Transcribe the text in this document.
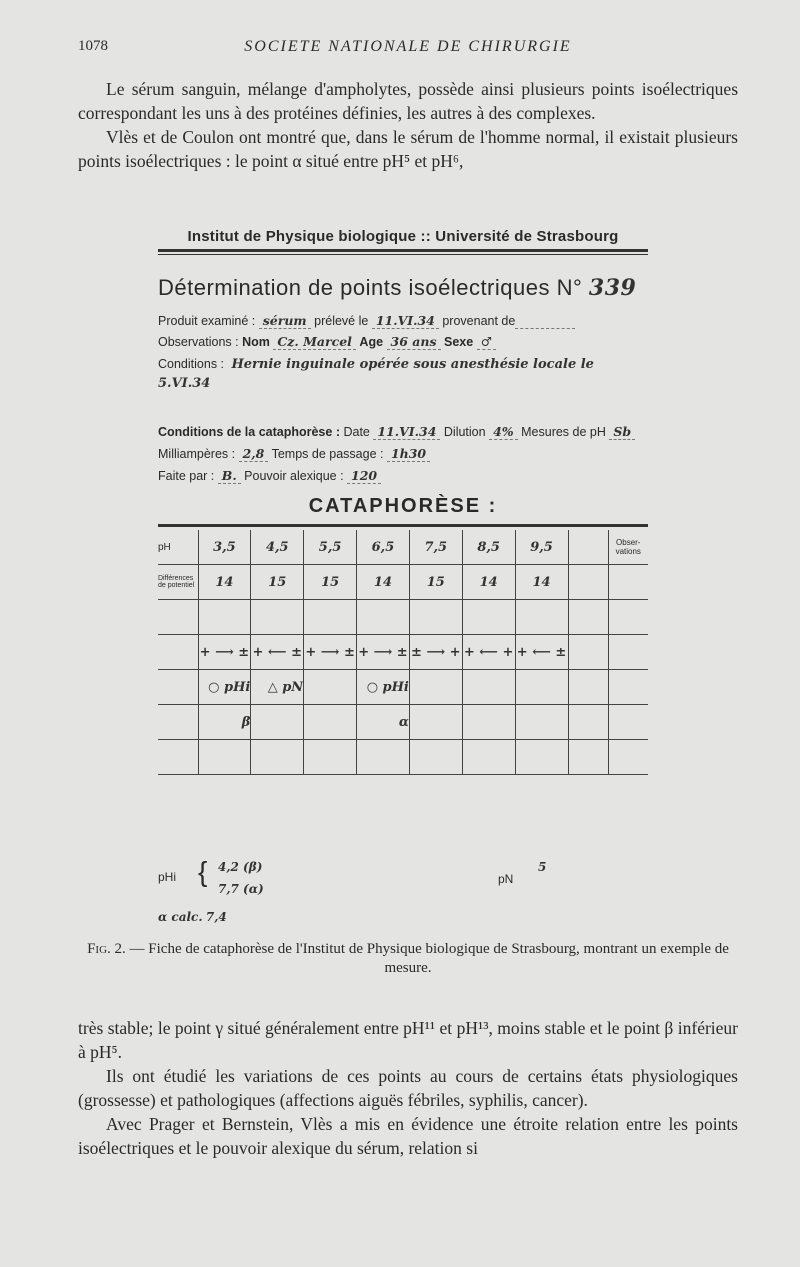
1078	SOCIETE NATIONALE DE CHIRURGIE

Le sérum sanguin, mélange d'ampholytes, possède ainsi plusieurs points isoélectriques correspondant les uns à des protéines définies, les autres à des complexes.

Vlès et de Coulon ont montré que, dans le sérum de l'homme normal, il existait plusieurs points isoélectriques : le point α situé entre pH⁵ et pH⁶,

Institut de Physique biologique :: Université de Strasbourg
Détermination de points isoélectriques N° 339
Produit examiné : sérum prélevé le 11.VI.34 provenant de
Observations : Nom Cz. Marcel Age 36 ans Sexe ♂
Conditions : Hernie inguinale opérée sous anesthésie locale le 5.VI.34
Conditions de la cataphorèse : Date 11.VI.34 Dilution 4% Mesures de pH Sb Milliampères : 2,8 Temps de passage : 1h30
Faite par : B. Pouvoir alexique : 120
CATAPHORÈSE :
pH	3,5	4,5	5,5	6,5	7,5	8,5	9,5		Obser-vations
Différences de potentiel	14	15	15	14	15	14	14		

	+ ⟶ ±	+ ⟵ ±	+ ⟶ ±	+ ⟶ ±	± ⟶ +	+ ⟵ +	+ ⟵ ±		
	○ pHi	△ pN		○ pHi					
	β			α					

pHi { 4,2 (β)
7,7 (α)
pN
5
α calc. 7,4
Fig. 2. — Fiche de cataphorèse de l'Institut de Physique biologique de Strasbourg, montrant un exemple de mesure.

très stable; le point γ situé généralement entre pH¹¹ et pH¹³, moins stable et le point β inférieur à pH⁵.

Ils ont étudié les variations de ces points au cours de certains états physiologiques (grossesse) et pathologiques (affections aiguës fébriles, syphilis, cancer).

Avec Prager et Bernstein, Vlès a mis en évidence une étroite relation entre les points isoélectriques et le pouvoir alexique du sérum, relation si
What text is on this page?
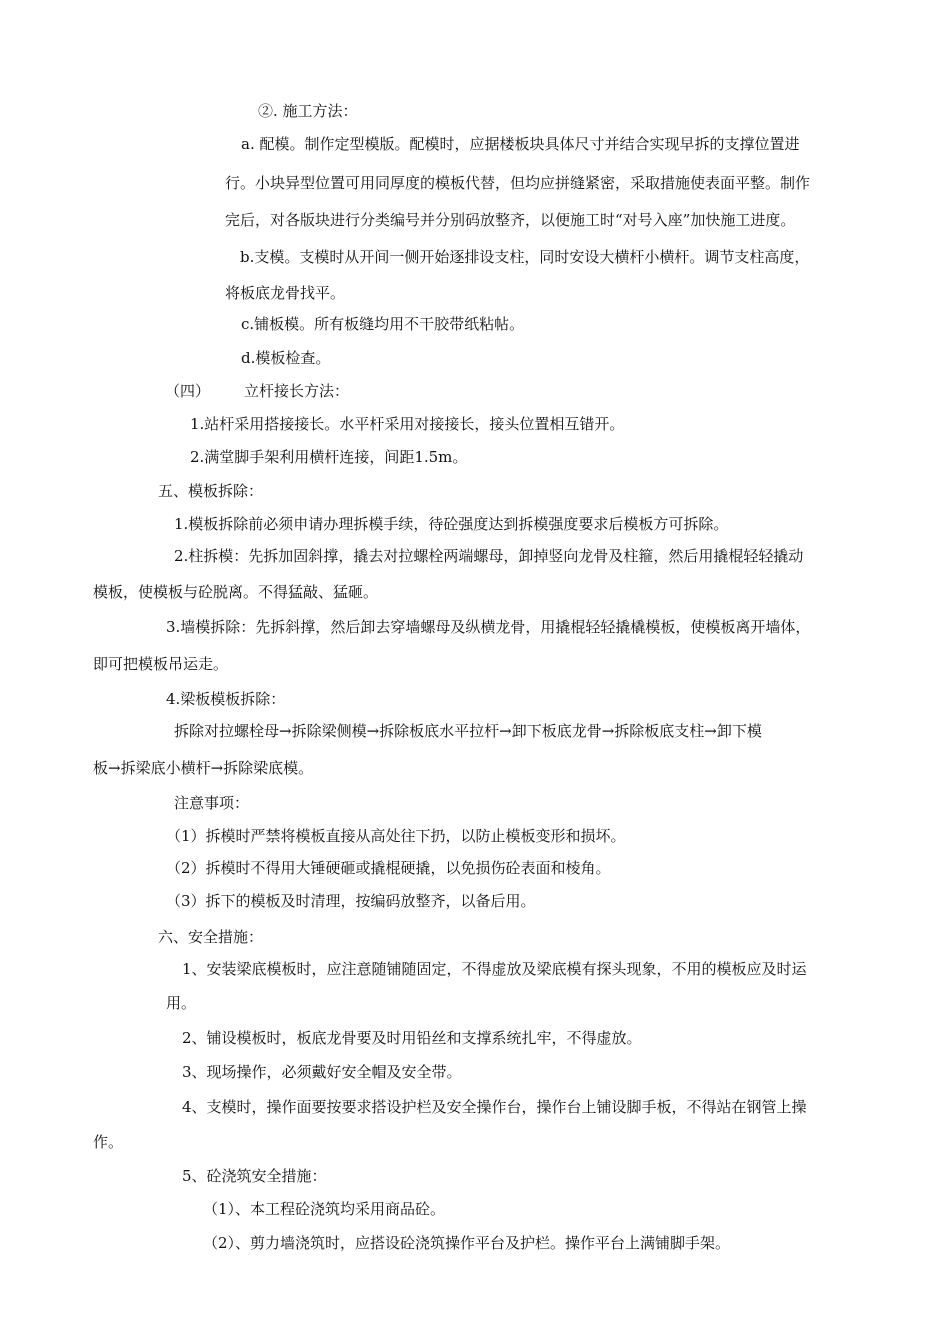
②. 施工方法：
a. 配模。制作定型模版。配模时，应据楼板块具体尺寸并结合实现早拆的支撑位置进
行。小块异型位置可用同厚度的模板代替，但均应拼缝紧密，采取措施使表面平整。制作
完后，对各版块进行分类编号并分别码放整齐，以便施工时“对号入座”加快施工进度。
b.支模。支模时从开间一侧开始逐排设支柱，同时安设大横杆小横杆。调节支柱高度，
将板底龙骨找平。
c.铺板模。所有板缝均用不干胶带纸粘帖。
d.模板检查。
（四） 立杆接长方法：
1.站杆采用搭接接长。水平杆采用对接接长，接头位置相互错开。
2.满堂脚手架利用横杆连接，间距1.5m。
五、模板拆除：
1.模板拆除前必须申请办理拆模手续，待砼强度达到拆模强度要求后模板方可拆除。
2.柱拆模：先拆加固斜撑，撬去对拉螺栓两端螺母，卸掉竖向龙骨及柱箍，然后用撬棍轻轻撬动
模板，使模板与砼脱离。不得猛敲、猛砸。
3.墙模拆除：先拆斜撑，然后卸去穿墙螺母及纵横龙骨，用撬棍轻轻撬橇模板，使模板离开墙体，
即可把模板吊运走。
4.梁板模板拆除：
拆除对拉螺栓母→拆除梁侧模→拆除板底水平拉杆→卸下板底龙骨→拆除板底支柱→卸下模
板→拆梁底小横杆→拆除梁底模。
注意事项：
（1）拆模时严禁将模板直接从高处往下扔，以防止模板变形和损坏。
（2）拆模时不得用大锤硬砸或撬棍硬撬，以免损伤砼表面和棱角。
（3）拆下的模板及时清理，按编码放整齐，以备后用。
六、安全措施：
1、安装梁底模板时，应注意随铺随固定，不得虚放及梁底模有探头现象，不用的模板应及时运
用。
2、铺设模板时，板底龙骨要及时用铅丝和支撑系统扎牢，不得虚放。
3、现场操作，必须戴好安全帽及安全带。
4、支模时，操作面要按要求搭设护栏及安全操作台，操作台上铺设脚手板，不得站在钢管上操
作。
5、砼浇筑安全措施：
（1）、本工程砼浇筑均采用商品砼。
（2）、剪力墙浇筑时，应搭设砼浇筑操作平台及护栏。操作平台上满铺脚手架。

---+---

EXERCISE:
Reproduce the data above in full, exactly as it is, with the pictures left out.

THE OUTPUT:
Transcribe the text in this document.
1078	SOCIETE NATIONALE DE CHIRURGIE

Le sérum sanguin, mélange d'ampholytes, possède ainsi plusieurs points isoélectriques correspondant les uns à des protéines définies, les autres à des complexes.

Vlès et de Coulon ont montré que, dans le sérum de l'homme normal, il existait plusieurs points isoélectriques : le point α situé entre pH⁵ et pH⁶,

Institut de Physique biologique :: Université de Strasbourg
Détermination de points isoélectriques N° 339
Produit examiné : sérum prélevé le 11.VI.34 provenant de
Observations : Nom Cz. Marcel Age 36 ans Sexe ♂
Conditions : Hernie inguinale opérée sous anesthésie locale le 5.VI.34
Conditions de la cataphorèse : Date 11.VI.34 Dilution 4% Mesures de pH Sb Milliampères : 2,8 Temps de passage : 1h30
Faite par : B. Pouvoir alexique : 120
CATAPHORÈSE :
pH	3,5	4,5	5,5	6,5	7,5	8,5	9,5		Obser-vations
Différences de potentiel	14	15	15	14	15	14	14		

	+ ⟶ ±	+ ⟵ ±	+ ⟶ ±	+ ⟶ ±	± ⟶ +	+ ⟵ +	+ ⟵ ±		
	○ pHi	△ pN		○ pHi					
	β			α					

pHi { 4,2 (β)
7,7 (α)
pN
5
α calc. 7,4
Fig. 2. — Fiche de cataphorèse de l'Institut de Physique biologique de Strasbourg, montrant un exemple de mesure.

très stable; le point γ situé généralement entre pH¹¹ et pH¹³, moins stable et le point β inférieur à pH⁵.

Ils ont étudié les variations de ces points au cours de certains états physiologiques (grossesse) et pathologiques (affections aiguës fébriles, syphilis, cancer).

Avec Prager et Bernstein, Vlès a mis en évidence une étroite relation entre les points isoélectriques et le pouvoir alexique du sérum, relation si
What text is on this page?
②. 施工方法：
a. 配模。制作定型模版。配模时，应据楼板块具体尺寸并结合实现早拆的支撑位置进
行。小块异型位置可用同厚度的模板代替，但均应拼缝紧密，采取措施使表面平整。制作
完后，对各版块进行分类编号并分别码放整齐，以便施工时“对号入座”加快施工进度。
b.支模。支模时从开间一侧开始逐排设支柱，同时安设大横杆小横杆。调节支柱高度，
将板底龙骨找平。
c.铺板模。所有板缝均用不干胶带纸粘帖。
d.模板检查。
（四） 立杆接长方法：
1.站杆采用搭接接长。水平杆采用对接接长，接头位置相互错开。
2.满堂脚手架利用横杆连接，间距1.5m。
五、模板拆除：
1.模板拆除前必须申请办理拆模手续，待砼强度达到拆模强度要求后模板方可拆除。
2.柱拆模：先拆加固斜撑，撬去对拉螺栓两端螺母，卸掉竖向龙骨及柱箍，然后用撬棍轻轻撬动
模板，使模板与砼脱离。不得猛敲、猛砸。
3.墙模拆除：先拆斜撑，然后卸去穿墙螺母及纵横龙骨，用撬棍轻轻撬橇模板，使模板离开墙体，
即可把模板吊运走。
4.梁板模板拆除：
拆除对拉螺栓母→拆除梁侧模→拆除板底水平拉杆→卸下板底龙骨→拆除板底支柱→卸下模
板→拆梁底小横杆→拆除梁底模。
注意事项：
（1）拆模时严禁将模板直接从高处往下扔，以防止模板变形和损坏。
（2）拆模时不得用大锤硬砸或撬棍硬撬，以免损伤砼表面和棱角。
（3）拆下的模板及时清理，按编码放整齐，以备后用。
六、安全措施：
1、安装梁底模板时，应注意随铺随固定，不得虚放及梁底模有探头现象，不用的模板应及时运
用。
2、铺设模板时，板底龙骨要及时用铅丝和支撑系统扎牢，不得虚放。
3、现场操作，必须戴好安全帽及安全带。
4、支模时，操作面要按要求搭设护栏及安全操作台，操作台上铺设脚手板，不得站在钢管上操
作。
5、砼浇筑安全措施：
（1）、本工程砼浇筑均采用商品砼。
（2）、剪力墙浇筑时，应搭设砼浇筑操作平台及护栏。操作平台上满铺脚手架。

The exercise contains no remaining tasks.